* _Stated task_
The entries that follow should be written out exactly.

* _Listed entries_
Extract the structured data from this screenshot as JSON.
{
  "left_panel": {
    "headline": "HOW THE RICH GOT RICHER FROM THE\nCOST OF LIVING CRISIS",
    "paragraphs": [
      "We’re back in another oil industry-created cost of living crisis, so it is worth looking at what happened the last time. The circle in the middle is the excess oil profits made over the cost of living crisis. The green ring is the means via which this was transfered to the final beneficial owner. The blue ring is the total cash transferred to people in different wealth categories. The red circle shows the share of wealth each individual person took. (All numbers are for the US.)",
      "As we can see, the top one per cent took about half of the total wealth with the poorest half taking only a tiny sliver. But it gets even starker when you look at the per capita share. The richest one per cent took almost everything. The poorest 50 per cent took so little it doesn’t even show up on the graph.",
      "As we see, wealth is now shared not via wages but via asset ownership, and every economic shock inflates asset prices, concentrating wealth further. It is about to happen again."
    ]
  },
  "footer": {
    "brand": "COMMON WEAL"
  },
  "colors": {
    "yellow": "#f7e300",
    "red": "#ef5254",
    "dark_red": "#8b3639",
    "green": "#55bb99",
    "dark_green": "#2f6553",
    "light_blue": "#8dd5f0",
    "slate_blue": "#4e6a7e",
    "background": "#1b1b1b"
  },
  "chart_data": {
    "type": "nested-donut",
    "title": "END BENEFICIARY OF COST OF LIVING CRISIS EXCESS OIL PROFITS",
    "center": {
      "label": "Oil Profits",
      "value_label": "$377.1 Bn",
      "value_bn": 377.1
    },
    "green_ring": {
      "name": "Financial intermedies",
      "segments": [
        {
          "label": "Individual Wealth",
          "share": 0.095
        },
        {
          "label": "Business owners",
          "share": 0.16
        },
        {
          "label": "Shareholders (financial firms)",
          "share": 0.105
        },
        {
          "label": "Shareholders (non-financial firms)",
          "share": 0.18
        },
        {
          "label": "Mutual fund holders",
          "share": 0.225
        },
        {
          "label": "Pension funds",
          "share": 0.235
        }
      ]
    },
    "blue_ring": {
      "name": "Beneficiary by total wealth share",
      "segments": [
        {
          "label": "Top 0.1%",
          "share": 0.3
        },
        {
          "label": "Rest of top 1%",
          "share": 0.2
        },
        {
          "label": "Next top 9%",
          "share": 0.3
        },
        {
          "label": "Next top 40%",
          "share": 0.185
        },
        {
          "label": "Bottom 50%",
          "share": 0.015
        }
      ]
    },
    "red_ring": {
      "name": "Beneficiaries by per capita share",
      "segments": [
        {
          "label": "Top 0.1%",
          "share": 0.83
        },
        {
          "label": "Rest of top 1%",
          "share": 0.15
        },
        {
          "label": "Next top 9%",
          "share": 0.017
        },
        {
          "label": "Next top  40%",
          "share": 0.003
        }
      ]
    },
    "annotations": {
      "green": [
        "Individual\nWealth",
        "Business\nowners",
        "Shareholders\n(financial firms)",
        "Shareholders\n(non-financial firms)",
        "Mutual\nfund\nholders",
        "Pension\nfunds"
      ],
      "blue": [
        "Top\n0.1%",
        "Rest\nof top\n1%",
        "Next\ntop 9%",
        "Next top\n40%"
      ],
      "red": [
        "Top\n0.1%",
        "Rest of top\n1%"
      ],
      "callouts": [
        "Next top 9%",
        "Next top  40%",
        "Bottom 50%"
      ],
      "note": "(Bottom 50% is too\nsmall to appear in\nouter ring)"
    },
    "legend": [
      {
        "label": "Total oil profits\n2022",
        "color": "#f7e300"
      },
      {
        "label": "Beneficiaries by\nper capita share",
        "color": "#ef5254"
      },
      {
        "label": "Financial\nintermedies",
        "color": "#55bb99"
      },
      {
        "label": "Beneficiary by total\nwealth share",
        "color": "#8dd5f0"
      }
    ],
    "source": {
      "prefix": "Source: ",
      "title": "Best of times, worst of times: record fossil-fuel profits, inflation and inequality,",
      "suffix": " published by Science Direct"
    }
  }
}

* _Written answer_
Extract the structured data from this screenshot as JSON.
{
  "left_panel": {
    "headline": "HOW THE RICH GOT RICHER FROM THE\nCOST OF LIVING CRISIS",
    "paragraphs": [
      "We’re back in another oil industry-created cost of living crisis, so it is worth looking at what happened the last time. The circle in the middle is the excess oil profits made over the cost of living crisis. The green ring is the means via which this was transfered to the final beneficial owner. The blue ring is the total cash transferred to people in different wealth categories. The red circle shows the share of wealth each individual person took. (All numbers are for the US.)",
      "As we can see, the top one per cent took about half of the total wealth with the poorest half taking only a tiny sliver. But it gets even starker when you look at the per capita share. The richest one per cent took almost everything. The poorest 50 per cent took so little it doesn’t even show up on the graph.",
      "As we see, wealth is now shared not via wages but via asset ownership, and every economic shock inflates asset prices, concentrating wealth further. It is about to happen again."
    ]
  },
  "footer": {
    "brand": "COMMON WEAL"
  },
  "colors": {
    "yellow": "#f7e300",
    "red": "#ef5254",
    "dark_red": "#8b3639",
    "green": "#55bb99",
    "dark_green": "#2f6553",
    "light_blue": "#8dd5f0",
    "slate_blue": "#4e6a7e",
    "background": "#1b1b1b"
  },
  "chart_data": {
    "type": "nested-donut",
    "title": "END BENEFICIARY OF COST OF LIVING CRISIS EXCESS OIL PROFITS",
    "center": {
      "label": "Oil Profits",
      "value_label": "$377.1 Bn",
      "value_bn": 377.1
    },
    "green_ring": {
      "name": "Financial intermedies",
      "segments": [
        {
          "label": "Individual Wealth",
          "share": 0.095
        },
        {
          "label": "Business owners",
          "share": 0.16
        },
        {
          "label": "Shareholders (financial firms)",
          "share": 0.105
        },
        {
          "label": "Shareholders (non-financial firms)",
          "share": 0.18
        },
        {
          "label": "Mutual fund holders",
          "share": 0.225
        },
        {
          "label": "Pension funds",
          "share": 0.235
        }
      ]
    },
    "blue_ring": {
      "name": "Beneficiary by total wealth share",
      "segments": [
        {
          "label": "Top 0.1%",
          "share": 0.3
        },
        {
          "label": "Rest of top 1%",
          "share": 0.2
        },
        {
          "label": "Next top 9%",
          "share": 0.3
        },
        {
          "label": "Next top 40%",
          "share": 0.185
        },
        {
          "label": "Bottom 50%",
          "share": 0.015
        }
      ]
    },
    "red_ring": {
      "name": "Beneficiaries by per capita share",
      "segments": [
        {
          "label": "Top 0.1%",
          "share": 0.83
        },
        {
          "label": "Rest of top 1%",
          "share": 0.15
        },
        {
          "label": "Next top 9%",
          "share": 0.017
        },
        {
          "label": "Next top  40%",
          "share": 0.003
        }
      ]
    },
    "annotations": {
      "green": [
        "Individual\nWealth",
        "Business\nowners",
        "Shareholders\n(financial firms)",
        "Shareholders\n(non-financial firms)",
        "Mutual\nfund\nholders",
        "Pension\nfunds"
      ],
      "blue": [
        "Top\n0.1%",
        "Rest\nof top\n1%",
        "Next\ntop 9%",
        "Next top\n40%"
      ],
      "red": [
        "Top\n0.1%",
        "Rest of top\n1%"
      ],
      "callouts": [
        "Next top 9%",
        "Next top  40%",
        "Bottom 50%"
      ],
      "note": "(Bottom 50% is too\nsmall to appear in\nouter ring)"
    },
    "legend": [
      {
        "label": "Total oil profits\n2022",
        "color": "#f7e300"
      },
      {
        "label": "Beneficiaries by\nper capita share",
        "color": "#ef5254"
      },
      {
        "label": "Financial\nintermedies",
        "color": "#55bb99"
      },
      {
        "label": "Beneficiary by total\nwealth share",
        "color": "#8dd5f0"
      }
    ],
    "source": {
      "prefix": "Source: ",
      "title": "Best of times, worst of times: record fossil-fuel profits, inflation and inequality,",
      "suffix": " published by Science Direct"
    }
  }
}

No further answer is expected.